WHAT IS ASKED: Print the lines of the records below word for word, leaving out the pictures.

* BEGIN DATA EXCERPTS *

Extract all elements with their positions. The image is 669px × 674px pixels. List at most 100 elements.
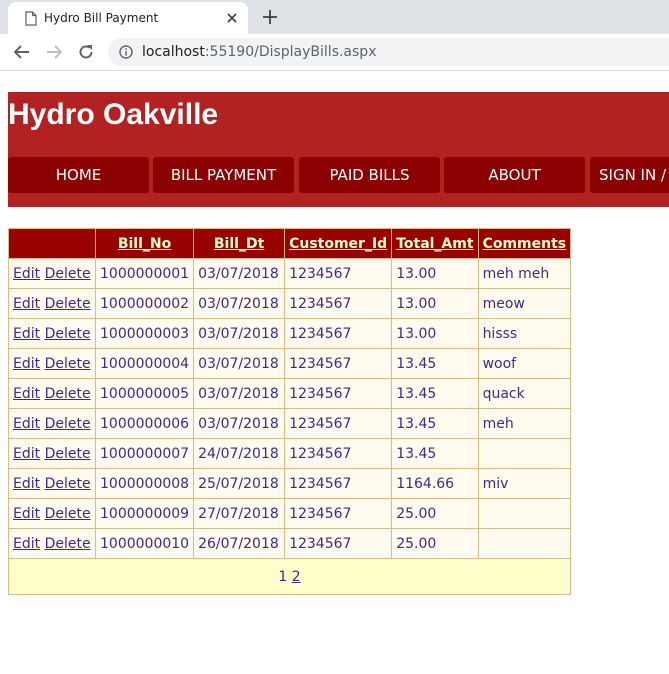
customer-id-cell: 1234567 bbox=[284, 498, 393, 529]
sort-link-comments[interactable]: Comments bbox=[483, 236, 567, 252]
table-row: Edit Delete 1000000002 03/07/2018 1234567 13… bbox=[8, 288, 572, 319]
total-amt-cell: 25.00 bbox=[391, 528, 479, 559]
bill-dt-cell: 03/07/2018 bbox=[193, 348, 286, 379]
edit-link[interactable]: Edit bbox=[13, 326, 40, 342]
bill-no-cell: 1000000008 bbox=[94, 468, 195, 499]
reload-icon[interactable] bbox=[77, 43, 95, 61]
url-path: :55190/DisplayBills.aspx bbox=[204, 44, 377, 60]
row-actions-cell: Edit Delete bbox=[8, 288, 96, 319]
tab-title: Hydro Bill Payment bbox=[44, 11, 159, 25]
page-icon bbox=[25, 11, 37, 26]
delete-link[interactable]: Delete bbox=[45, 506, 91, 522]
edit-link[interactable]: Edit bbox=[13, 296, 40, 312]
edit-link[interactable]: Edit bbox=[13, 536, 40, 552]
row-actions-cell: Edit Delete bbox=[8, 378, 96, 409]
comments-cell: meh meh bbox=[477, 258, 572, 289]
row-actions-cell: Edit Delete bbox=[8, 318, 96, 349]
row-actions-cell: Edit Delete bbox=[8, 348, 96, 379]
customer-id-cell: 1234567 bbox=[284, 378, 393, 409]
table-row: Edit Delete 1000000007 24/07/2018 1234567 13… bbox=[8, 438, 572, 469]
total-amt-cell: 25.00 bbox=[391, 498, 479, 529]
bill-no-cell: 1000000002 bbox=[94, 288, 195, 319]
delete-link[interactable]: Delete bbox=[45, 266, 91, 282]
table-header-row: Bill_No Bill_Dt Customer_Id Total_Amt Co… bbox=[8, 228, 572, 259]
forward-arrow-icon[interactable] bbox=[45, 43, 63, 61]
table-row: Edit Delete 1000000005 03/07/2018 1234567 13… bbox=[8, 378, 572, 409]
bills-table: Bill_No Bill_Dt Customer_Id Total_Amt Co… bbox=[7, 228, 572, 595]
site-header: Hydro Oakville HOME BILL PAYMENT PAID BI… bbox=[8, 92, 669, 207]
menu-item-about[interactable]: ABOUT bbox=[444, 157, 585, 193]
browser-tab[interactable]: Hydro Bill Payment bbox=[8, 2, 248, 34]
delete-link[interactable]: Delete bbox=[45, 446, 91, 462]
edit-link[interactable]: Edit bbox=[13, 506, 40, 522]
bill-dt-cell: 26/07/2018 bbox=[193, 528, 286, 559]
delete-link[interactable]: Delete bbox=[45, 386, 91, 402]
total-amt-cell: 13.00 bbox=[391, 258, 479, 289]
edit-link[interactable]: Edit bbox=[13, 446, 40, 462]
delete-link[interactable]: Delete bbox=[45, 296, 91, 312]
delete-link[interactable]: Delete bbox=[45, 356, 91, 372]
menu-item-sign-in[interactable]: SIGN IN / bbox=[590, 157, 669, 193]
menu-item-bill-payment[interactable]: BILL PAYMENT bbox=[153, 157, 294, 193]
pager: 1 2 bbox=[7, 558, 572, 595]
customer-id-cell: 1234567 bbox=[284, 348, 393, 379]
delete-link[interactable]: Delete bbox=[45, 326, 91, 342]
bill-dt-cell: 03/07/2018 bbox=[193, 318, 286, 349]
browser-toolbar: localhost:55190/DisplayBills.aspx bbox=[0, 34, 669, 71]
comments-cell: quack bbox=[477, 378, 572, 409]
total-amt-cell: 13.45 bbox=[391, 438, 479, 469]
delete-link[interactable]: Delete bbox=[45, 476, 91, 492]
pager-row: 1 2 bbox=[7, 558, 572, 595]
column-header-bill-no[interactable]: Bill_No bbox=[94, 228, 195, 259]
delete-link[interactable]: Delete bbox=[45, 536, 91, 552]
close-icon[interactable] bbox=[225, 11, 239, 25]
menu-item-paid-bills[interactable]: PAID BILLS bbox=[299, 157, 440, 193]
address-bar[interactable]: localhost:55190/DisplayBills.aspx bbox=[108, 38, 669, 66]
customer-id-cell: 1234567 bbox=[284, 258, 393, 289]
comments-cell: meh bbox=[477, 408, 572, 439]
total-amt-cell: 13.00 bbox=[391, 288, 479, 319]
row-actions-cell: Edit Delete bbox=[8, 498, 96, 529]
column-header-total-amt[interactable]: Total_Amt bbox=[391, 228, 479, 259]
bill-dt-cell: 03/07/2018 bbox=[193, 288, 286, 319]
new-tab-icon[interactable] bbox=[261, 8, 279, 26]
comments-cell bbox=[477, 498, 572, 529]
url-text[interactable]: localhost:55190/DisplayBills.aspx bbox=[142, 44, 376, 60]
row-actions-cell: Edit Delete bbox=[8, 438, 96, 469]
menu-item-home[interactable]: HOME bbox=[8, 157, 149, 193]
customer-id-cell: 1234567 bbox=[284, 288, 393, 319]
edit-link[interactable]: Edit bbox=[13, 266, 40, 282]
sort-link-customer-id[interactable]: Customer_Id bbox=[289, 236, 387, 252]
pager-link-page-2[interactable]: 2 bbox=[292, 569, 301, 585]
column-header-comments[interactable]: Comments bbox=[477, 228, 572, 259]
edit-link[interactable]: Edit bbox=[13, 356, 40, 372]
bill-dt-cell: 25/07/2018 bbox=[193, 468, 286, 499]
url-host: localhost bbox=[142, 44, 205, 60]
sort-link-bill-dt[interactable]: Bill_Dt bbox=[214, 236, 264, 252]
sort-link-bill-no[interactable]: Bill_No bbox=[118, 236, 171, 252]
row-actions-cell: Edit Delete bbox=[8, 408, 96, 439]
edit-link[interactable]: Edit bbox=[13, 386, 40, 402]
comments-cell: miv bbox=[477, 468, 572, 499]
column-header-bill-dt[interactable]: Bill_Dt bbox=[193, 228, 286, 259]
row-actions-cell: Edit Delete bbox=[8, 258, 96, 289]
bill-dt-cell: 03/07/2018 bbox=[193, 258, 286, 289]
bill-no-cell: 1000000007 bbox=[94, 438, 195, 469]
total-amt-cell: 13.45 bbox=[391, 378, 479, 409]
table-row: Edit Delete 1000000009 27/07/2018 1234567 25… bbox=[8, 498, 572, 529]
sort-link-total-amt[interactable]: Total_Amt bbox=[396, 236, 473, 252]
column-header-customer-id[interactable]: Customer_Id bbox=[284, 228, 393, 259]
site-title: Hydro Oakville bbox=[8, 98, 219, 131]
bill-dt-cell: 24/07/2018 bbox=[193, 438, 286, 469]
table-row: Edit Delete 1000000004 03/07/2018 1234567 13… bbox=[8, 348, 572, 379]
bill-no-cell: 1000000009 bbox=[94, 498, 195, 529]
edit-link[interactable]: Edit bbox=[13, 476, 40, 492]
edit-link[interactable]: Edit bbox=[13, 416, 40, 432]
info-icon[interactable] bbox=[119, 45, 133, 59]
bill-no-cell: 1000000001 bbox=[94, 258, 195, 289]
total-amt-cell: 1164.66 bbox=[391, 468, 479, 499]
total-amt-cell: 13.00 bbox=[391, 318, 479, 349]
back-arrow-icon[interactable] bbox=[13, 43, 31, 61]
bill-dt-cell: 27/07/2018 bbox=[193, 498, 286, 529]
delete-link[interactable]: Delete bbox=[45, 416, 91, 432]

* END DATA EXCERPTS *

THE COMPLETED TASK:
Extract all elements with their positions. The image is 669px × 674px pixels. List at most 100 elements.
customer-id-cell: 1234567 bbox=[284, 498, 393, 529]
sort-link-comments[interactable]: Comments bbox=[483, 236, 567, 252]
table-row: Edit Delete 1000000002 03/07/2018 1234567 13… bbox=[8, 288, 572, 319]
total-amt-cell: 25.00 bbox=[391, 528, 479, 559]
bill-dt-cell: 03/07/2018 bbox=[193, 348, 286, 379]
edit-link[interactable]: Edit bbox=[13, 326, 40, 342]
bill-no-cell: 1000000008 bbox=[94, 468, 195, 499]
reload-icon[interactable] bbox=[77, 43, 95, 61]
url-path: :55190/DisplayBills.aspx bbox=[204, 44, 377, 60]
row-actions-cell: Edit Delete bbox=[8, 288, 96, 319]
tab-title: Hydro Bill Payment bbox=[44, 11, 159, 25]
page-icon bbox=[25, 11, 37, 26]
delete-link[interactable]: Delete bbox=[45, 506, 91, 522]
edit-link[interactable]: Edit bbox=[13, 296, 40, 312]
edit-link[interactable]: Edit bbox=[13, 536, 40, 552]
row-actions-cell: Edit Delete bbox=[8, 378, 96, 409]
comments-cell: meh meh bbox=[477, 258, 572, 289]
row-actions-cell: Edit Delete bbox=[8, 318, 96, 349]
row-actions-cell: Edit Delete bbox=[8, 348, 96, 379]
customer-id-cell: 1234567 bbox=[284, 378, 393, 409]
table-row: Edit Delete 1000000007 24/07/2018 1234567 13… bbox=[8, 438, 572, 469]
total-amt-cell: 25.00 bbox=[391, 498, 479, 529]
bill-no-cell: 1000000002 bbox=[94, 288, 195, 319]
delete-link[interactable]: Delete bbox=[45, 266, 91, 282]
table-header-row: Bill_No Bill_Dt Customer_Id Total_Amt Co… bbox=[8, 228, 572, 259]
forward-arrow-icon[interactable] bbox=[45, 43, 63, 61]
table-row: Edit Delete 1000000005 03/07/2018 1234567 13… bbox=[8, 378, 572, 409]
bills-table: Bill_No Bill_Dt Customer_Id Total_Amt Co… bbox=[7, 228, 572, 595]
site-header: Hydro Oakville HOME BILL PAYMENT PAID BI… bbox=[8, 92, 669, 207]
menu-item-about[interactable]: ABOUT bbox=[444, 157, 585, 193]
browser-tab[interactable]: Hydro Bill Payment bbox=[8, 2, 248, 34]
delete-link[interactable]: Delete bbox=[45, 446, 91, 462]
edit-link[interactable]: Edit bbox=[13, 506, 40, 522]
bill-dt-cell: 26/07/2018 bbox=[193, 528, 286, 559]
delete-link[interactable]: Delete bbox=[45, 386, 91, 402]
total-amt-cell: 13.00 bbox=[391, 258, 479, 289]
edit-link[interactable]: Edit bbox=[13, 446, 40, 462]
delete-link[interactable]: Delete bbox=[45, 296, 91, 312]
delete-link[interactable]: Delete bbox=[45, 356, 91, 372]
menu-item-sign-in[interactable]: SIGN IN / bbox=[590, 157, 669, 193]
menu-item-bill-payment[interactable]: BILL PAYMENT bbox=[153, 157, 294, 193]
pager: 1 2 bbox=[7, 558, 572, 595]
customer-id-cell: 1234567 bbox=[284, 348, 393, 379]
delete-link[interactable]: Delete bbox=[45, 326, 91, 342]
bill-dt-cell: 03/07/2018 bbox=[193, 318, 286, 349]
browser-toolbar: localhost:55190/DisplayBills.aspx bbox=[0, 34, 669, 71]
comments-cell: quack bbox=[477, 378, 572, 409]
total-amt-cell: 13.45 bbox=[391, 438, 479, 469]
delete-link[interactable]: Delete bbox=[45, 476, 91, 492]
pager-row: 1 2 bbox=[7, 558, 572, 595]
column-header-bill-no[interactable]: Bill_No bbox=[94, 228, 195, 259]
delete-link[interactable]: Delete bbox=[45, 536, 91, 552]
close-icon[interactable] bbox=[225, 11, 239, 25]
menu-item-paid-bills[interactable]: PAID BILLS bbox=[299, 157, 440, 193]
address-bar[interactable]: localhost:55190/DisplayBills.aspx bbox=[108, 38, 669, 66]
customer-id-cell: 1234567 bbox=[284, 258, 393, 289]
comments-cell: meh bbox=[477, 408, 572, 439]
total-amt-cell: 13.00 bbox=[391, 288, 479, 319]
row-actions-cell: Edit Delete bbox=[8, 498, 96, 529]
column-header-total-amt[interactable]: Total_Amt bbox=[391, 228, 479, 259]
bill-dt-cell: 03/07/2018 bbox=[193, 288, 286, 319]
new-tab-icon[interactable] bbox=[261, 8, 279, 26]
comments-cell bbox=[477, 498, 572, 529]
url-text[interactable]: localhost:55190/DisplayBills.aspx bbox=[142, 44, 376, 60]
row-actions-cell: Edit Delete bbox=[8, 438, 96, 469]
menu-item-home[interactable]: HOME bbox=[8, 157, 149, 193]
customer-id-cell: 1234567 bbox=[284, 288, 393, 319]
edit-link[interactable]: Edit bbox=[13, 266, 40, 282]
sort-link-customer-id[interactable]: Customer_Id bbox=[289, 236, 387, 252]
pager-link-page-2[interactable]: 2 bbox=[292, 569, 301, 585]
column-header-comments[interactable]: Comments bbox=[477, 228, 572, 259]
edit-link[interactable]: Edit bbox=[13, 356, 40, 372]
bill-dt-cell: 25/07/2018 bbox=[193, 468, 286, 499]
url-host: localhost bbox=[142, 44, 205, 60]
sort-link-bill-dt[interactable]: Bill_Dt bbox=[214, 236, 264, 252]
sort-link-bill-no[interactable]: Bill_No bbox=[118, 236, 171, 252]
row-actions-cell: Edit Delete bbox=[8, 408, 96, 439]
edit-link[interactable]: Edit bbox=[13, 386, 40, 402]
comments-cell: miv bbox=[477, 468, 572, 499]
column-header-bill-dt[interactable]: Bill_Dt bbox=[193, 228, 286, 259]
row-actions-cell: Edit Delete bbox=[8, 258, 96, 289]
bill-dt-cell: 03/07/2018 bbox=[193, 258, 286, 289]
bill-no-cell: 1000000007 bbox=[94, 438, 195, 469]
total-amt-cell: 13.45 bbox=[391, 378, 479, 409]
table-row: Edit Delete 1000000009 27/07/2018 1234567 25… bbox=[8, 498, 572, 529]
sort-link-total-amt[interactable]: Total_Amt bbox=[396, 236, 473, 252]
column-header-customer-id[interactable]: Customer_Id bbox=[284, 228, 393, 259]
site-title: Hydro Oakville bbox=[8, 98, 219, 131]
bill-dt-cell: 24/07/2018 bbox=[193, 438, 286, 469]
table-row: Edit Delete 1000000004 03/07/2018 1234567 13… bbox=[8, 348, 572, 379]
bill-no-cell: 1000000009 bbox=[94, 498, 195, 529]
edit-link[interactable]: Edit bbox=[13, 476, 40, 492]
edit-link[interactable]: Edit bbox=[13, 416, 40, 432]
info-icon[interactable] bbox=[119, 45, 133, 59]
bill-no-cell: 1000000001 bbox=[94, 258, 195, 289]
total-amt-cell: 1164.66 bbox=[391, 468, 479, 499]
total-amt-cell: 13.00 bbox=[391, 318, 479, 349]
back-arrow-icon[interactable] bbox=[13, 43, 31, 61]
bill-dt-cell: 27/07/2018 bbox=[193, 498, 286, 529]
delete-link[interactable]: Delete bbox=[45, 416, 91, 432]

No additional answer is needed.